Saved entries
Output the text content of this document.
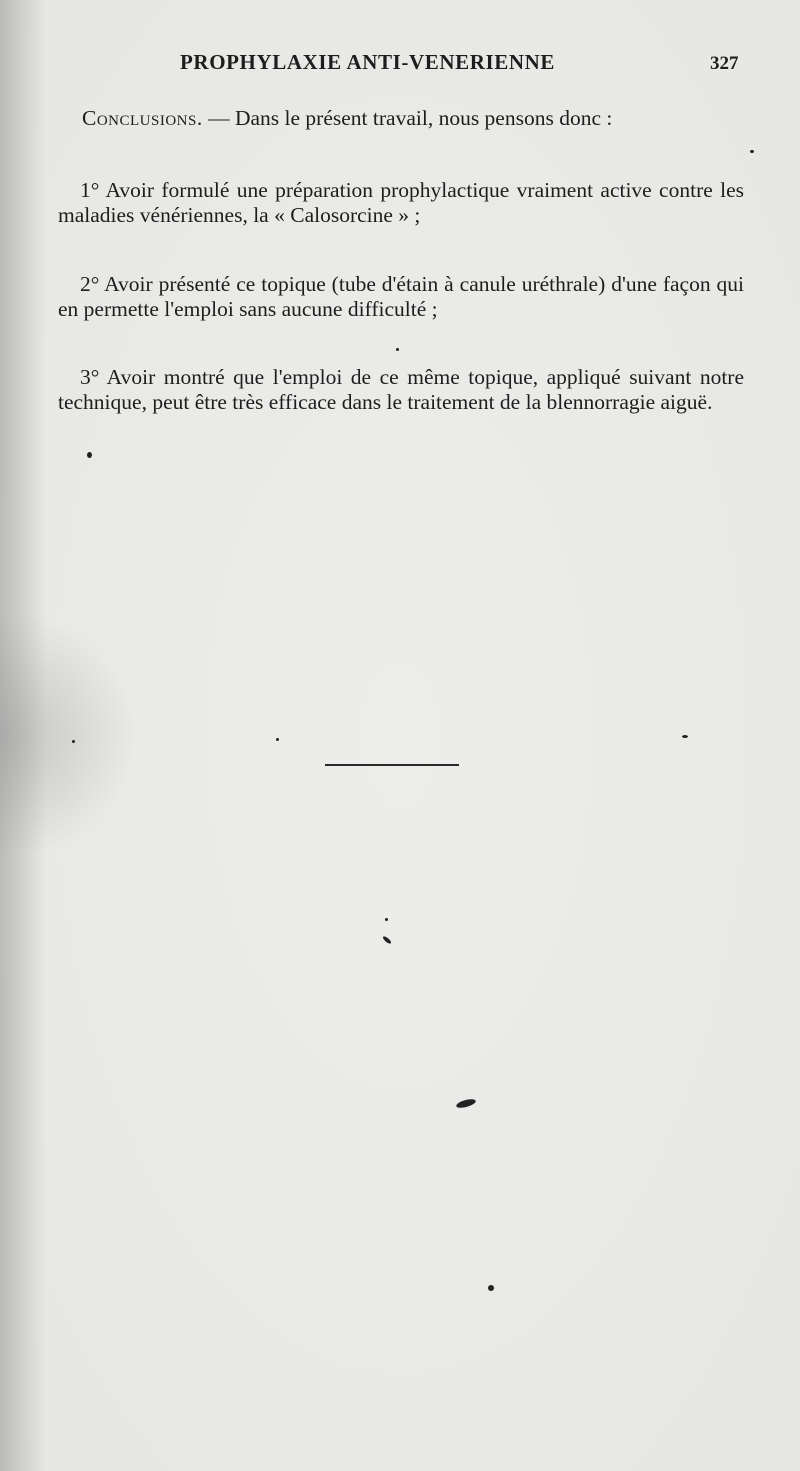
PROPHYLAXIE ANTI-VENERIENNE	327

Conclusions. — Dans le présent travail, nous pensons donc :

1° Avoir formulé une préparation prophylactique vraiment active contre les maladies vénériennes, la « Calosorcine » ;

2° Avoir présenté ce topique (tube d'étain à canule uréthrale) d'une façon qui en permette l'emploi sans aucune difficulté ;

3° Avoir montré que l'emploi de ce même topique, appliqué suivant notre technique, peut être très efficace dans le traitement de la blennorragie aiguë.
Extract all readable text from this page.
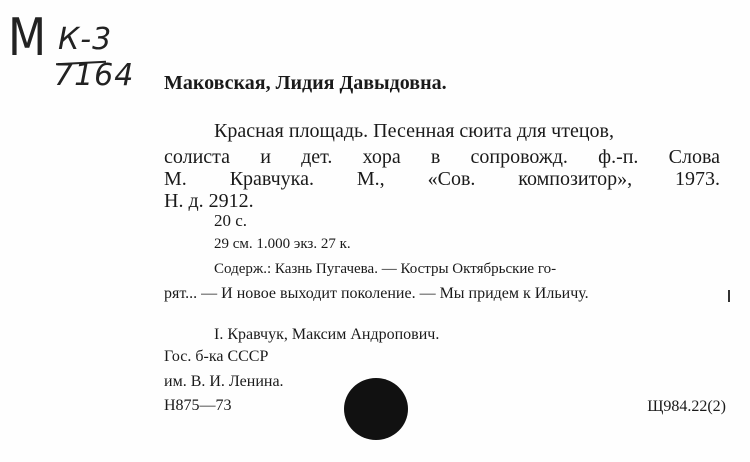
М К-3
7164 Маковская, Лидия Давыдовна.
Красная площадь. Песенная сюита для чтецов,
солиста и дет. хора в сопровожд. ф.-п. Слова
М. Кравчука. М., «Сов. композитор», 1973.
Н. д. 2912.
20 с.
29 см. 1.000 экз. 27 к.
Содерж.: Казнь Пугачева. — Костры Октябрьские го-
рят... — И новое выходит поколение. — Мы придем к Ильичу.
I. Кравчук, Максим Андропович.
Гос. б-ка СССР
им. В. И. Ленина.
Н875—73	Щ984.22(2)
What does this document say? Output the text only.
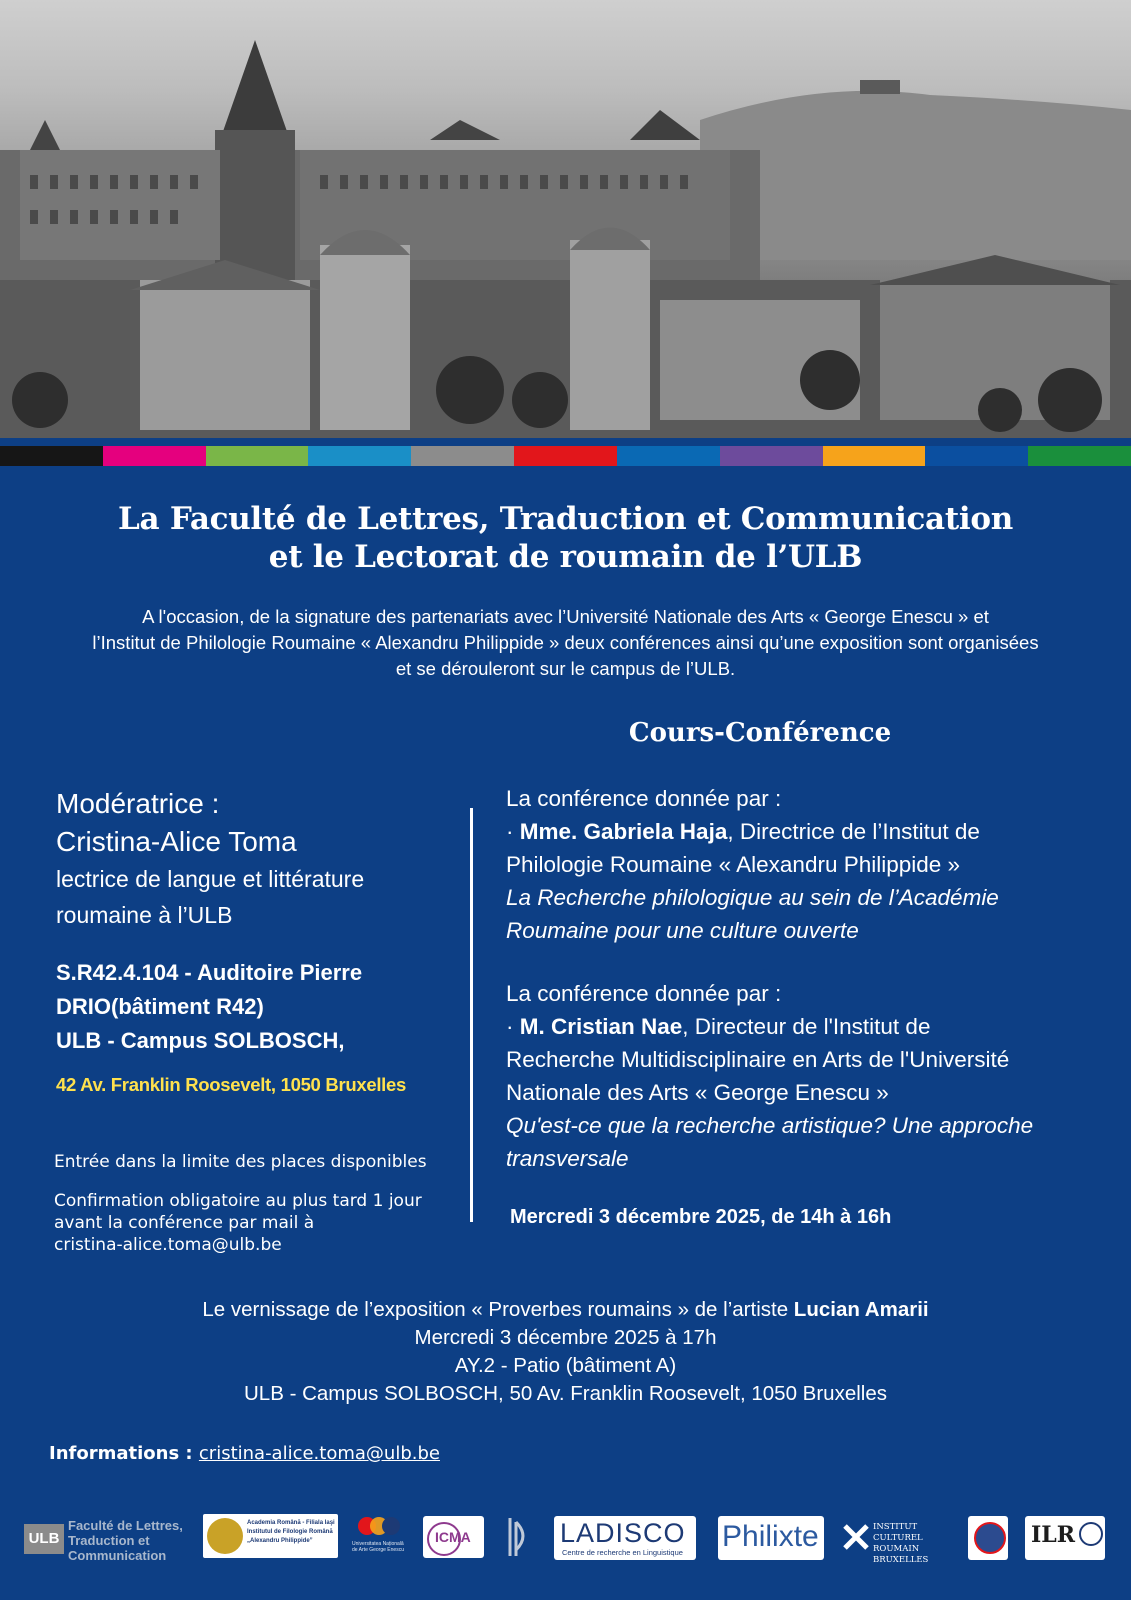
La Faculté de Lettres, Traduction et Communication
et le Lectorat de roumain de l’ULB
A l'occasion, de la signature des partenariats avec l’Université Nationale des Arts « George Enescu » et
l’Institut de Philologie Roumaine « Alexandru Philippide » deux conférences ainsi qu’une exposition sont organisées
et se dérouleront sur le campus de l’ULB.
Cours-Conférence
Modératrice :
Cristina-Alice Toma
lectrice de langue et littérature
roumaine à l’ULB
S.R42.4.104 - Auditoire Pierre
DRIO(bâtiment R42)
ULB - Campus SOLBOSCH,
42 Av. Franklin Roosevelt, 1050 Bruxelles
Entrée dans la limite des places disponibles
Confirmation obligatoire au plus tard 1 jour
avant la conférence par mail à
cristina-alice.toma@ulb.be

La conférence donnée par :

· Mme. Gabriela Haja, Directrice de l’Institut de

Philologie Roumaine « Alexandru Philippide »

La Recherche philologique au sein de l’Académie

Roumaine pour une culture ouverte

La conférence donnée par :

· M. Cristian Nae, Directeur de l'Institut de

Recherche Multidisciplinaire en Arts de l'Université

Nationale des Arts « George Enescu »

Qu'est-ce que la recherche artistique? Une approche

transversale

Mercredi 3 décembre 2025, de 14h à 16h
Le vernissage de l’exposition « Proverbes roumains » de l’artiste Lucian Amarii
Mercredi 3 décembre 2025 à 17h
AY.2 - Patio (bâtiment A)
ULB - Campus SOLBOSCH, 50 Av. Franklin Roosevelt, 1050 Bruxelles
Informations : cristina-alice.toma@ulb.be
ULB
Faculté de Lettres,
Traduction et
Communication
Academia Română - Filiala Iaşi
Institutul de Filologie Română
„Alexandru Philippide”	Universitatea Națională de Arte George Enescu
ICMA	LADISCO
Centre de recherche en Linguistique Philixte	INSTITUT CULTUREL
ROUMAIN
BRUXELLES
ILR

*Direction*. Pictures are excluded; copy every other part of the records exactly.

*Finished task*.
Output the text content of this document.
PROPHYLAXIE ANTI-VENERIENNE	327

Conclusions. — Dans le présent travail, nous pensons donc :

1° Avoir formulé une préparation prophylactique vraiment active contre les maladies vénériennes, la « Calosorcine » ;

2° Avoir présenté ce topique (tube d'étain à canule uréthrale) d'une façon qui en permette l'emploi sans aucune difficulté ;

3° Avoir montré que l'emploi de ce même topique, appliqué suivant notre technique, peut être très efficace dans le traitement de la blennorragie aiguë.
Extract all readable text from this page.
М К-3
7164 Маковская, Лидия Давыдовна.
Красная площадь. Песенная сюита для чтецов,
солиста и дет. хора в сопровожд. ф.-п. Слова
М. Кравчука. М., «Сов. композитор», 1973.
Н. д. 2912.
20 с.
29 см. 1.000 экз. 27 к.
Содерж.: Казнь Пугачева. — Костры Октябрьские го-
рят... — И новое выходит поколение. — Мы придем к Ильичу.
I. Кравчук, Максим Андропович.
Гос. б-ка СССР
им. В. И. Ленина.
Н875—73	Щ984.22(2)
What does this document say? Output the text only.
La Faculté de Lettres, Traduction et Communication
et le Lectorat de roumain de l’ULB
A l'occasion, de la signature des partenariats avec l’Université Nationale des Arts « George Enescu » et
l’Institut de Philologie Roumaine « Alexandru Philippide » deux conférences ainsi qu’une exposition sont organisées
et se dérouleront sur le campus de l’ULB.
Cours-Conférence
Modératrice :
Cristina-Alice Toma
lectrice de langue et littérature
roumaine à l’ULB
S.R42.4.104 - Auditoire Pierre
DRIO(bâtiment R42)
ULB - Campus SOLBOSCH,
42 Av. Franklin Roosevelt, 1050 Bruxelles
Entrée dans la limite des places disponibles
Confirmation obligatoire au plus tard 1 jour
avant la conférence par mail à
cristina-alice.toma@ulb.be

La conférence donnée par :

· Mme. Gabriela Haja, Directrice de l’Institut de

Philologie Roumaine « Alexandru Philippide »

La Recherche philologique au sein de l’Académie

Roumaine pour une culture ouverte

La conférence donnée par :

· M. Cristian Nae, Directeur de l'Institut de

Recherche Multidisciplinaire en Arts de l'Université

Nationale des Arts « George Enescu »

Qu'est-ce que la recherche artistique? Une approche

transversale

Mercredi 3 décembre 2025, de 14h à 16h
Le vernissage de l’exposition « Proverbes roumains » de l’artiste Lucian Amarii
Mercredi 3 décembre 2025 à 17h
AY.2 - Patio (bâtiment A)
ULB - Campus SOLBOSCH, 50 Av. Franklin Roosevelt, 1050 Bruxelles
Informations : cristina-alice.toma@ulb.be
ULB
Faculté de Lettres,
Traduction et
Communication
Academia Română - Filiala Iaşi
Institutul de Filologie Română
„Alexandru Philippide”	Universitatea Națională de Arte George Enescu
ICMA	LADISCO
Centre de recherche en Linguistique Philixte	INSTITUT CULTUREL
ROUMAIN
BRUXELLES
ILR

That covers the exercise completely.